### WORK TO DO
Check every line below for the word "Remote" and copy each one that has it.

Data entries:
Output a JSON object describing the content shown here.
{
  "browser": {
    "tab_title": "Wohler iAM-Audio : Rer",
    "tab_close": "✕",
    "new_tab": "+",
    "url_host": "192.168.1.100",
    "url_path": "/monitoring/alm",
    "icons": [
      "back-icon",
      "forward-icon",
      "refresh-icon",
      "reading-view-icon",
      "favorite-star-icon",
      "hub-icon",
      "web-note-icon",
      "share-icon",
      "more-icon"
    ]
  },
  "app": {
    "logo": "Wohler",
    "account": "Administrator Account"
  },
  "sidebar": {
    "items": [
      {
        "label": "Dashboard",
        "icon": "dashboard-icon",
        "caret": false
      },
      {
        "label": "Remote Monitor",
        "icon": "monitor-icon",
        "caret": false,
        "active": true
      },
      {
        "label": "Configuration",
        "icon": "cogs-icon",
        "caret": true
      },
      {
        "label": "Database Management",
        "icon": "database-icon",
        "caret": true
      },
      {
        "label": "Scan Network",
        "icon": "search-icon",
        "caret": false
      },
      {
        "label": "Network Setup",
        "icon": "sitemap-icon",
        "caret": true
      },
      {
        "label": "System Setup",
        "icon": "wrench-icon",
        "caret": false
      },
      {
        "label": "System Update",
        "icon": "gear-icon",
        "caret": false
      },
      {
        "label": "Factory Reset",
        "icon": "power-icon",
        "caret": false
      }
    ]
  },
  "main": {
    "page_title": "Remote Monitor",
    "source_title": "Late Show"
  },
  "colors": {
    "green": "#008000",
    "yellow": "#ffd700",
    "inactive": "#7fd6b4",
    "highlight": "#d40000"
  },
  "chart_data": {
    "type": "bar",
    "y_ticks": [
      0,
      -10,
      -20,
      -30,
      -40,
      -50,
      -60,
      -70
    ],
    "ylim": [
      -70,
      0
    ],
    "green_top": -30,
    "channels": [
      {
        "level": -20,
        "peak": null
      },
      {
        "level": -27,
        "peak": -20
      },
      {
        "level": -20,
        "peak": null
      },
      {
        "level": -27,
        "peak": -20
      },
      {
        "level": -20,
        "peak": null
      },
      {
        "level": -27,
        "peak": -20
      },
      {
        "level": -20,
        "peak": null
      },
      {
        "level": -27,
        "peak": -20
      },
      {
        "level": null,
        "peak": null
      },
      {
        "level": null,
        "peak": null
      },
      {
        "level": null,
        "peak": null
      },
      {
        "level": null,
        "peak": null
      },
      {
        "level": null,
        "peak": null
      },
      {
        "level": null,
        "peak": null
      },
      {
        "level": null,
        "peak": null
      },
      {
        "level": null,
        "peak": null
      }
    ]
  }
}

### EXERCISE SOLUTION
        "label": "Remote Monitor",
    "page_title": "Remote Monitor",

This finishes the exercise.